§ Input data
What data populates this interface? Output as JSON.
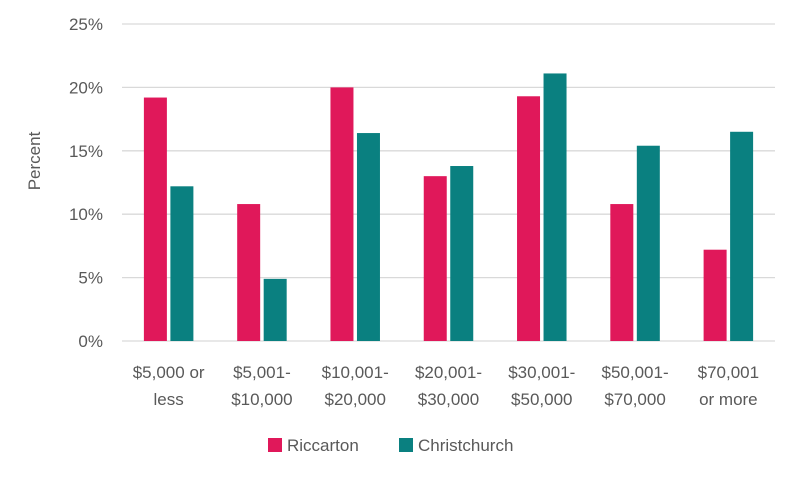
{
  "chart_data": {
    "type": "bar",
    "title": "",
    "xlabel": "",
    "ylabel": "Percent",
    "ylim": [
      0,
      25
    ],
    "yticks": [
      "0%",
      "5%",
      "10%",
      "15%",
      "20%",
      "25%"
    ],
    "ytick_values": [
      0,
      5,
      10,
      15,
      20,
      25
    ],
    "grid": true,
    "legend_position": "bottom",
    "categories": [
      [
        "$5,000 or",
        "less"
      ],
      [
        "$5,001-",
        "$10,000"
      ],
      [
        "$10,001-",
        "$20,000"
      ],
      [
        "$20,001-",
        "$30,000"
      ],
      [
        "$30,001-",
        "$50,000"
      ],
      [
        "$50,001-",
        "$70,000"
      ],
      [
        "$70,001",
        "or more"
      ]
    ],
    "series": [
      {
        "name": "Riccarton",
        "color": "#E0185A",
        "values": [
          19.2,
          10.8,
          20.0,
          13.0,
          19.3,
          10.8,
          7.2
        ]
      },
      {
        "name": "Christchurch",
        "color": "#0A8080",
        "values": [
          12.2,
          4.9,
          16.4,
          13.8,
          21.1,
          15.4,
          16.5
        ]
      }
    ]
  }
}
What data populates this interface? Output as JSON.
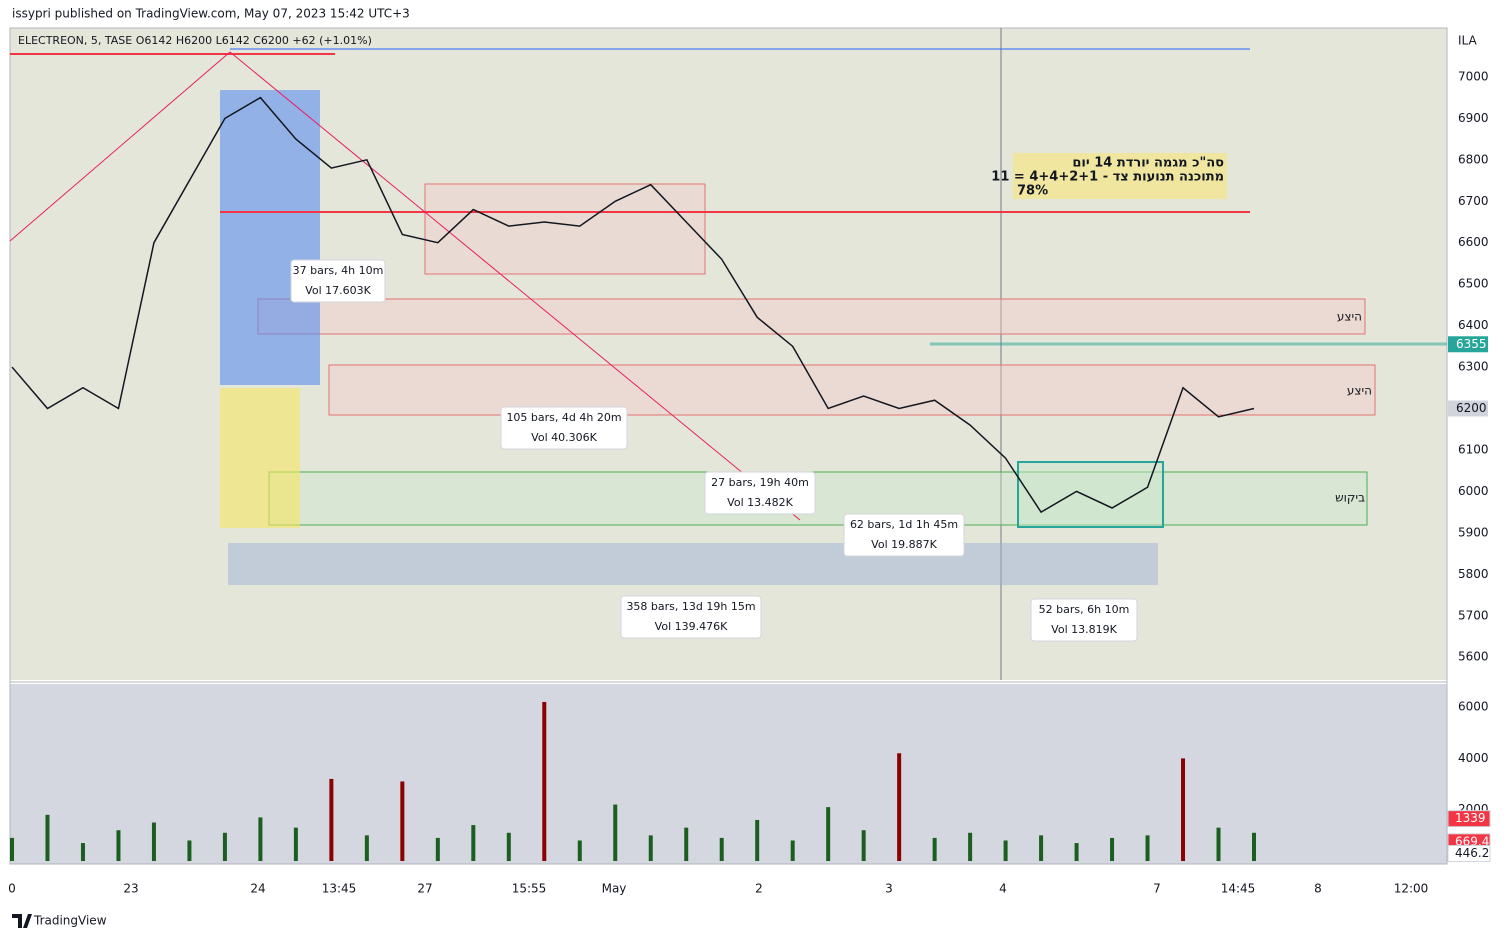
{
  "header": {
    "published": "issypri published on TradingView.com, May 07, 2023 15:42 UTC+3"
  },
  "chart_data": {
    "type": "line",
    "symbol": "ELECTREON, 5, TASE  O6142  H6200  L6142  C6200  +62 (+1.01%)",
    "currency": "ILA",
    "values": [
      6300,
      6200,
      6250,
      6200,
      6600,
      6750,
      6900,
      6950,
      6850,
      6780,
      6800,
      6620,
      6600,
      6680,
      6640,
      6650,
      6640,
      6700,
      6740,
      6650,
      6560,
      6420,
      6350,
      6200,
      6230,
      6200,
      6220,
      6160,
      6080,
      5950,
      6000,
      5960,
      6010,
      6250,
      6180,
      6200
    ],
    "color": "#131722",
    "ylim": [
      5545,
      7118
    ],
    "yticks": [
      5600,
      5700,
      5800,
      5900,
      6000,
      6100,
      6200,
      6300,
      6400,
      6500,
      6600,
      6700,
      6800,
      6900,
      7000
    ],
    "price_labels": [
      6355,
      6200
    ],
    "price_label_colors": [
      "#26a69a",
      "#d1d4dc"
    ],
    "time_labels": [
      "0",
      "23",
      "24",
      "13:45",
      "27",
      "15:55",
      "May",
      "2",
      "3",
      "4",
      "7",
      "14:45",
      "8",
      "12:00"
    ],
    "annotation": [
      "סה\"כ מגמה יורדת 14 יום",
      "11 = 4+4+2+1 - מתוכנה תנועות צד",
      "78%"
    ],
    "zone_labels": [
      "היצע",
      "היצע",
      "ביקוש"
    ],
    "measurements": [
      [
        "37 bars, 4h 10m",
        "Vol 17.603K"
      ],
      [
        "105 bars, 4d 4h 20m",
        "Vol 40.306K"
      ],
      [
        "27 bars, 19h 40m",
        "Vol 13.482K"
      ],
      [
        "62 bars, 1d 1h 45m",
        "Vol 19.887K"
      ],
      [
        "358 bars, 13d 19h 15m",
        "Vol 139.476K"
      ],
      [
        "52 bars, 6h 10m",
        "Vol 13.819K"
      ]
    ],
    "volume": {
      "values": [
        900,
        1800,
        700,
        1200,
        1500,
        800,
        1100,
        1700,
        1300,
        3200,
        1000,
        3100,
        900,
        1400,
        1100,
        6200,
        800,
        2200,
        1000,
        1300,
        900,
        1600,
        800,
        2100,
        1200,
        4200,
        900,
        1100,
        800,
        1000,
        700,
        900,
        1000,
        4000,
        1300,
        1100
      ],
      "color": "#1b5e20",
      "ylim": [
        0,
        6900
      ],
      "yticks": [
        2000,
        4000,
        6000
      ],
      "level_labels": [
        1339,
        669.4,
        446.2
      ],
      "level_colors": [
        "#f23645",
        "#f23645",
        "#ffffff"
      ]
    }
  },
  "footer": {
    "brand": "TradingView"
  }
}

§ Problem description
Make an exact copy of the data above, pictures excluded.

§ Output for this task
What data populates this interface? Output as JSON.
{
  "chart_data": {
    "type": "bar",
    "title": "",
    "xlabel": "",
    "ylabel": "Percent",
    "ylim": [
      0,
      25
    ],
    "yticks": [
      "0%",
      "5%",
      "10%",
      "15%",
      "20%",
      "25%"
    ],
    "ytick_values": [
      0,
      5,
      10,
      15,
      20,
      25
    ],
    "grid": true,
    "legend_position": "bottom",
    "categories": [
      [
        "$5,000 or",
        "less"
      ],
      [
        "$5,001-",
        "$10,000"
      ],
      [
        "$10,001-",
        "$20,000"
      ],
      [
        "$20,001-",
        "$30,000"
      ],
      [
        "$30,001-",
        "$50,000"
      ],
      [
        "$50,001-",
        "$70,000"
      ],
      [
        "$70,001",
        "or more"
      ]
    ],
    "series": [
      {
        "name": "Riccarton",
        "color": "#E0185A",
        "values": [
          19.2,
          10.8,
          20.0,
          13.0,
          19.3,
          10.8,
          7.2
        ]
      },
      {
        "name": "Christchurch",
        "color": "#0A8080",
        "values": [
          12.2,
          4.9,
          16.4,
          13.8,
          21.1,
          15.4,
          16.5
        ]
      }
    ]
  }
}
What data populates this interface? Output as JSON.
{
  "header": {
    "published": "issypri published on TradingView.com, May 07, 2023 15:42 UTC+3"
  },
  "chart_data": {
    "type": "line",
    "symbol": "ELECTREON, 5, TASE  O6142  H6200  L6142  C6200  +62 (+1.01%)",
    "currency": "ILA",
    "values": [
      6300,
      6200,
      6250,
      6200,
      6600,
      6750,
      6900,
      6950,
      6850,
      6780,
      6800,
      6620,
      6600,
      6680,
      6640,
      6650,
      6640,
      6700,
      6740,
      6650,
      6560,
      6420,
      6350,
      6200,
      6230,
      6200,
      6220,
      6160,
      6080,
      5950,
      6000,
      5960,
      6010,
      6250,
      6180,
      6200
    ],
    "color": "#131722",
    "ylim": [
      5545,
      7118
    ],
    "yticks": [
      5600,
      5700,
      5800,
      5900,
      6000,
      6100,
      6200,
      6300,
      6400,
      6500,
      6600,
      6700,
      6800,
      6900,
      7000
    ],
    "price_labels": [
      6355,
      6200
    ],
    "price_label_colors": [
      "#26a69a",
      "#d1d4dc"
    ],
    "time_labels": [
      "0",
      "23",
      "24",
      "13:45",
      "27",
      "15:55",
      "May",
      "2",
      "3",
      "4",
      "7",
      "14:45",
      "8",
      "12:00"
    ],
    "annotation": [
      "סה\"כ מגמה יורדת 14 יום",
      "11 = 4+4+2+1 - מתוכנה תנועות צד",
      "78%"
    ],
    "zone_labels": [
      "היצע",
      "היצע",
      "ביקוש"
    ],
    "measurements": [
      [
        "37 bars, 4h 10m",
        "Vol 17.603K"
      ],
      [
        "105 bars, 4d 4h 20m",
        "Vol 40.306K"
      ],
      [
        "27 bars, 19h 40m",
        "Vol 13.482K"
      ],
      [
        "62 bars, 1d 1h 45m",
        "Vol 19.887K"
      ],
      [
        "358 bars, 13d 19h 15m",
        "Vol 139.476K"
      ],
      [
        "52 bars, 6h 10m",
        "Vol 13.819K"
      ]
    ],
    "volume": {
      "values": [
        900,
        1800,
        700,
        1200,
        1500,
        800,
        1100,
        1700,
        1300,
        3200,
        1000,
        3100,
        900,
        1400,
        1100,
        6200,
        800,
        2200,
        1000,
        1300,
        900,
        1600,
        800,
        2100,
        1200,
        4200,
        900,
        1100,
        800,
        1000,
        700,
        900,
        1000,
        4000,
        1300,
        1100
      ],
      "color": "#1b5e20",
      "ylim": [
        0,
        6900
      ],
      "yticks": [
        2000,
        4000,
        6000
      ],
      "level_labels": [
        1339,
        669.4,
        446.2
      ],
      "level_colors": [
        "#f23645",
        "#f23645",
        "#ffffff"
      ]
    }
  },
  "footer": {
    "brand": "TradingView"
  }
}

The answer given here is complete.